* RECORDS SHOWN *
Begin
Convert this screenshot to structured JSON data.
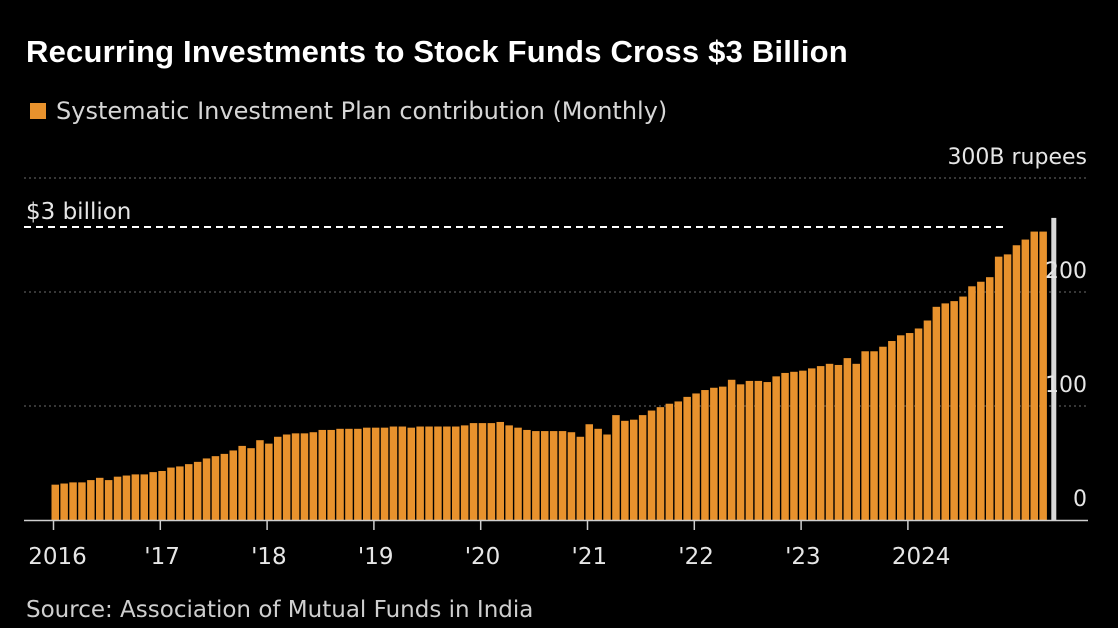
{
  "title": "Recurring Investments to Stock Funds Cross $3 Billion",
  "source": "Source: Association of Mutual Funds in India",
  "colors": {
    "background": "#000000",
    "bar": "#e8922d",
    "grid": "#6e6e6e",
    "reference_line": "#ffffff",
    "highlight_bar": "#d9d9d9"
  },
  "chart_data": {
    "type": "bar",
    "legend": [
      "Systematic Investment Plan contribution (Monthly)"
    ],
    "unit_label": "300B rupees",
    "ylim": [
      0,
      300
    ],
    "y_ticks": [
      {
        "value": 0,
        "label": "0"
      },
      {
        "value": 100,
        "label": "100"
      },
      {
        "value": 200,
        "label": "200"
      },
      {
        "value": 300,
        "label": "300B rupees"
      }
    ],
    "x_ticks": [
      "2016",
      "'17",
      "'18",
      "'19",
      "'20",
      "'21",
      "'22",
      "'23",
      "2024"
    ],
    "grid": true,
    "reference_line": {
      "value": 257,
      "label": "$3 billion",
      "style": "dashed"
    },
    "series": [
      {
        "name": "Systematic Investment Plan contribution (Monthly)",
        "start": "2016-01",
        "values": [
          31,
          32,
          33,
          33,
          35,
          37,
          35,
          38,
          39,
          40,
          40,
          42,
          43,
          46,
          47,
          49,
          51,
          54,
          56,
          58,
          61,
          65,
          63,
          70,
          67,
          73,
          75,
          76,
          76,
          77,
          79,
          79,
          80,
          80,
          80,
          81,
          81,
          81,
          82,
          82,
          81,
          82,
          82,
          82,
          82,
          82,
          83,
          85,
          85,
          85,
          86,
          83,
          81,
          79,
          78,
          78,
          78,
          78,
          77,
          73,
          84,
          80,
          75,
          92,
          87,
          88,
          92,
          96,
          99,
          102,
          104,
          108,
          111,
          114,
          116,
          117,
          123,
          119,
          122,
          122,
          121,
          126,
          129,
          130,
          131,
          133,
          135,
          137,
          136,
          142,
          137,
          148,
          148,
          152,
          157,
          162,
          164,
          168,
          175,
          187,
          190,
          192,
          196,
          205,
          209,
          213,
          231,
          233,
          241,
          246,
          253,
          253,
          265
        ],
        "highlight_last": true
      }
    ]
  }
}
End
With the pictures left out, transcribe the material exactly.

Convert this screenshot to structured JSON data.
{
  "title": "Recurring Investments to Stock Funds Cross $3 Billion",
  "source": "Source: Association of Mutual Funds in India",
  "colors": {
    "background": "#000000",
    "bar": "#e8922d",
    "grid": "#6e6e6e",
    "reference_line": "#ffffff",
    "highlight_bar": "#d9d9d9"
  },
  "chart_data": {
    "type": "bar",
    "legend": [
      "Systematic Investment Plan contribution (Monthly)"
    ],
    "unit_label": "300B rupees",
    "ylim": [
      0,
      300
    ],
    "y_ticks": [
      {
        "value": 0,
        "label": "0"
      },
      {
        "value": 100,
        "label": "100"
      },
      {
        "value": 200,
        "label": "200"
      },
      {
        "value": 300,
        "label": "300B rupees"
      }
    ],
    "x_ticks": [
      "2016",
      "'17",
      "'18",
      "'19",
      "'20",
      "'21",
      "'22",
      "'23",
      "2024"
    ],
    "grid": true,
    "reference_line": {
      "value": 257,
      "label": "$3 billion",
      "style": "dashed"
    },
    "series": [
      {
        "name": "Systematic Investment Plan contribution (Monthly)",
        "start": "2016-01",
        "values": [
          31,
          32,
          33,
          33,
          35,
          37,
          35,
          38,
          39,
          40,
          40,
          42,
          43,
          46,
          47,
          49,
          51,
          54,
          56,
          58,
          61,
          65,
          63,
          70,
          67,
          73,
          75,
          76,
          76,
          77,
          79,
          79,
          80,
          80,
          80,
          81,
          81,
          81,
          82,
          82,
          81,
          82,
          82,
          82,
          82,
          82,
          83,
          85,
          85,
          85,
          86,
          83,
          81,
          79,
          78,
          78,
          78,
          78,
          77,
          73,
          84,
          80,
          75,
          92,
          87,
          88,
          92,
          96,
          99,
          102,
          104,
          108,
          111,
          114,
          116,
          117,
          123,
          119,
          122,
          122,
          121,
          126,
          129,
          130,
          131,
          133,
          135,
          137,
          136,
          142,
          137,
          148,
          148,
          152,
          157,
          162,
          164,
          168,
          175,
          187,
          190,
          192,
          196,
          205,
          209,
          213,
          231,
          233,
          241,
          246,
          253,
          253,
          265
        ],
        "highlight_last": true
      }
    ]
  }
}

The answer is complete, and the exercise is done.